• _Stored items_

▶

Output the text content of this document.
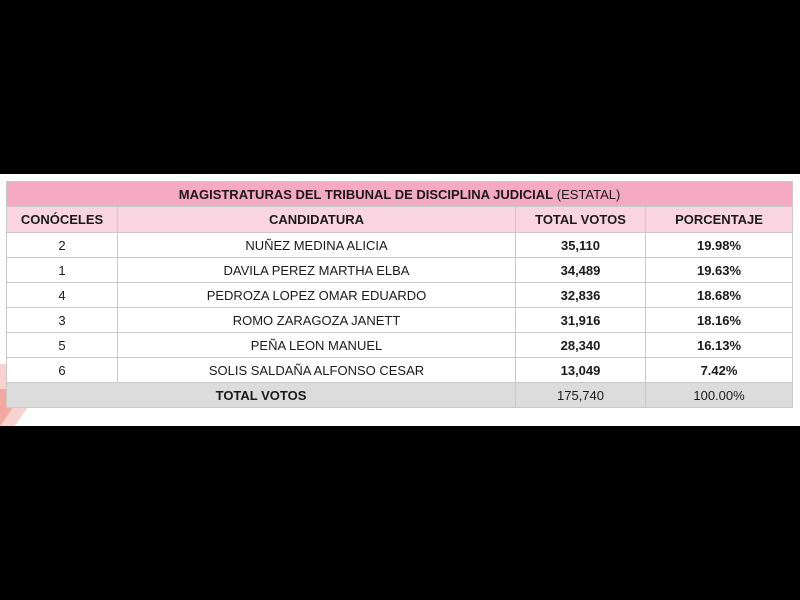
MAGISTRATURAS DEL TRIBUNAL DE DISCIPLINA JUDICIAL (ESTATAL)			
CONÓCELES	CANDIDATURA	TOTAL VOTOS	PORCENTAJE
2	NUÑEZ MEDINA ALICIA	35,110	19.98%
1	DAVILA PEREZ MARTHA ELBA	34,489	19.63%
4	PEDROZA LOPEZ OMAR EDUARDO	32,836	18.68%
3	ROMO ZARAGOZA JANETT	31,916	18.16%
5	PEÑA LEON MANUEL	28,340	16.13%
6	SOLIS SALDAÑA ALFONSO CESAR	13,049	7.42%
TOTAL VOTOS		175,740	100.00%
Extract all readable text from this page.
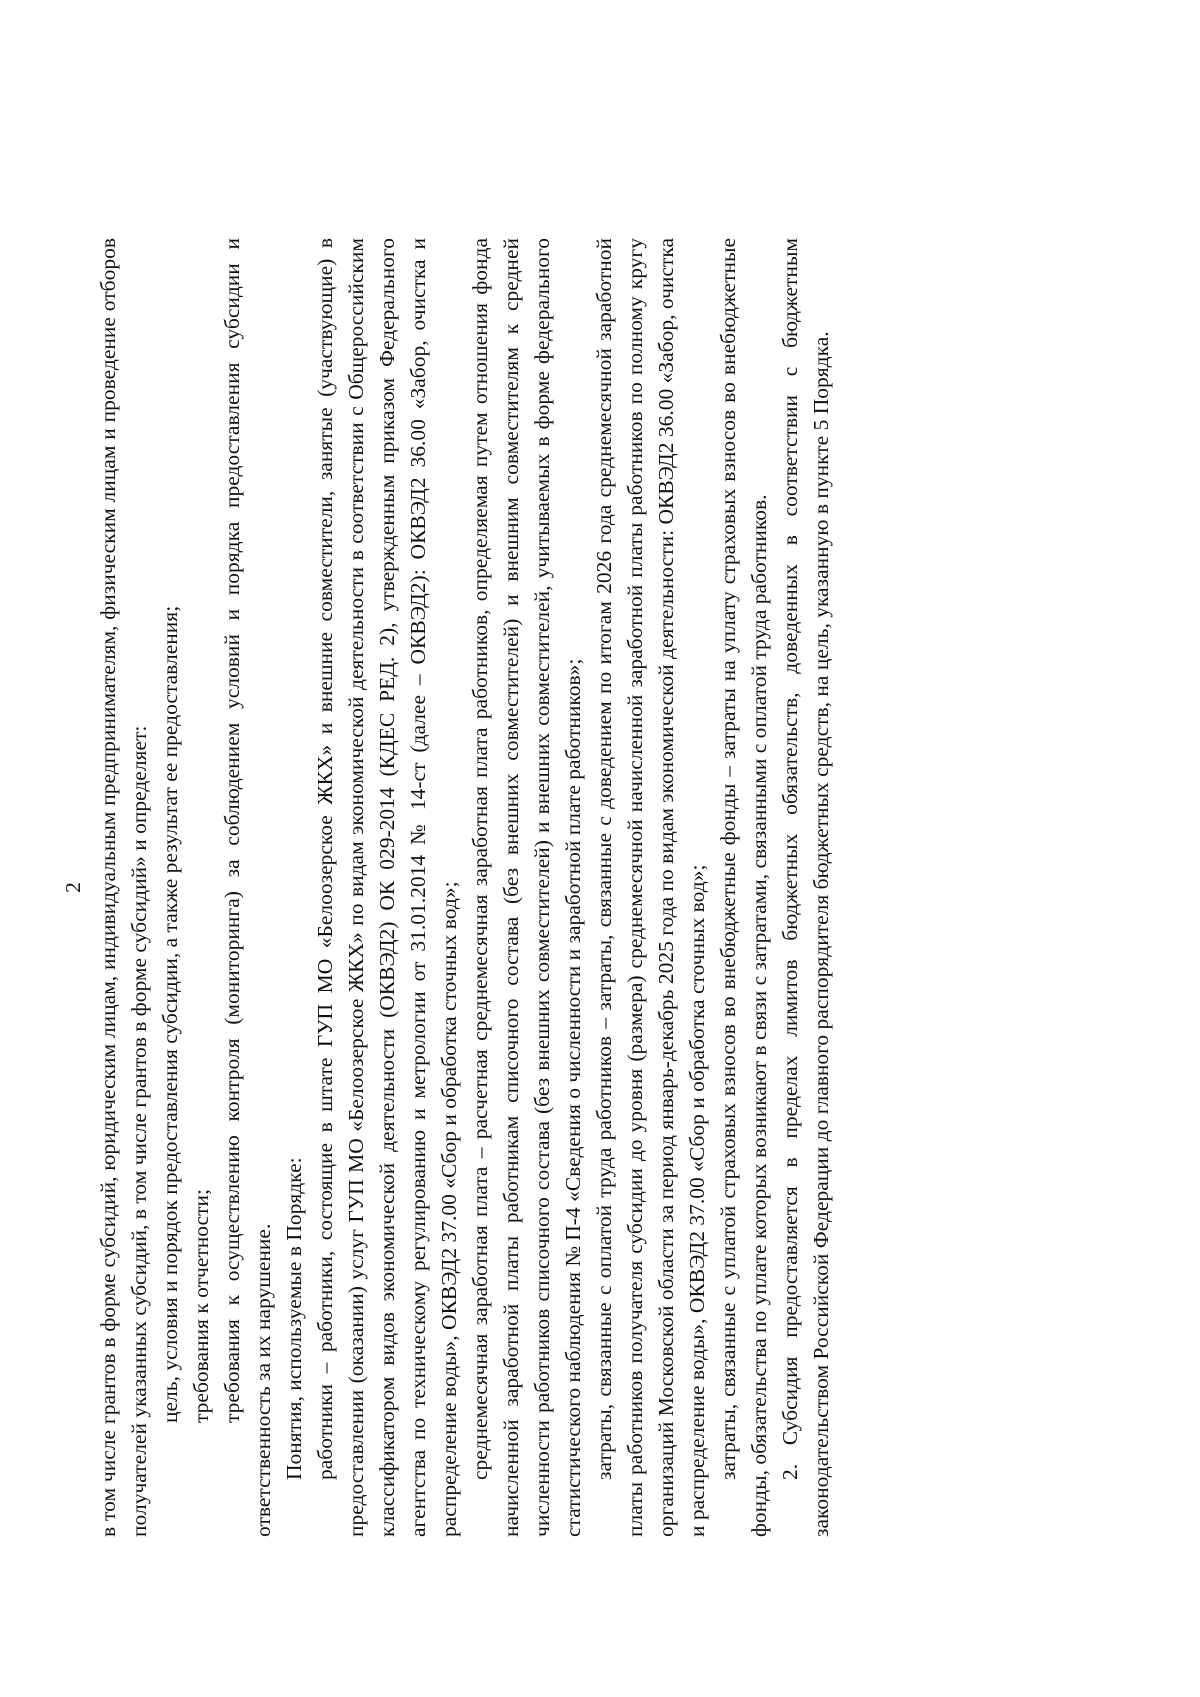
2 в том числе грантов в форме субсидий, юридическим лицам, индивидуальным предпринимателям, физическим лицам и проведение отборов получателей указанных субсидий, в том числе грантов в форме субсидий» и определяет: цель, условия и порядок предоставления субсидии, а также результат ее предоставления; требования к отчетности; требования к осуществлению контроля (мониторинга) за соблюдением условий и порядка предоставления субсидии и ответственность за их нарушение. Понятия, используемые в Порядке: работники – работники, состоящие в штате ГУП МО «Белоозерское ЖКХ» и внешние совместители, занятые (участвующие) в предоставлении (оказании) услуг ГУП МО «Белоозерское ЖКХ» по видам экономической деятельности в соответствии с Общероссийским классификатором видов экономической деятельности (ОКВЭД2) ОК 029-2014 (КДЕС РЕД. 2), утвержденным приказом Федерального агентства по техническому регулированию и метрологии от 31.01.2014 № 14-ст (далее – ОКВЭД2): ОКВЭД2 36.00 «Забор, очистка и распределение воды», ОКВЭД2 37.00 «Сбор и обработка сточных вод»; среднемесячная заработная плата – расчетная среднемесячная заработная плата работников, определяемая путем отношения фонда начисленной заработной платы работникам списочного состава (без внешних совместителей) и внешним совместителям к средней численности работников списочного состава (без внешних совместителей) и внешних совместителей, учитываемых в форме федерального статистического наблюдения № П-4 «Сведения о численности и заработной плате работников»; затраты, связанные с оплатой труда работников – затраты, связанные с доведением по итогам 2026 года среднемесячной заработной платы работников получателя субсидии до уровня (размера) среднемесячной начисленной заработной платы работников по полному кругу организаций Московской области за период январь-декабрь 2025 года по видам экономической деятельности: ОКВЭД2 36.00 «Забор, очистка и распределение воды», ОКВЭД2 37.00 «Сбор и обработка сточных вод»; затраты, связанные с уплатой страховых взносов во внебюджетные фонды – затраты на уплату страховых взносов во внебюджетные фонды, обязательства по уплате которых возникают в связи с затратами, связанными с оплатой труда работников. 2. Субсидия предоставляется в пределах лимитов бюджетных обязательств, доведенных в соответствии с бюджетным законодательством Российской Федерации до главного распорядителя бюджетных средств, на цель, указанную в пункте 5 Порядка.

◀

• _EXERCISE DESCRIPTION_
Locate all lines holding the word "this", then copy them out.

• _EXERCISE ANSWER_
Output the text content of this document.
Extract all readable text from this page.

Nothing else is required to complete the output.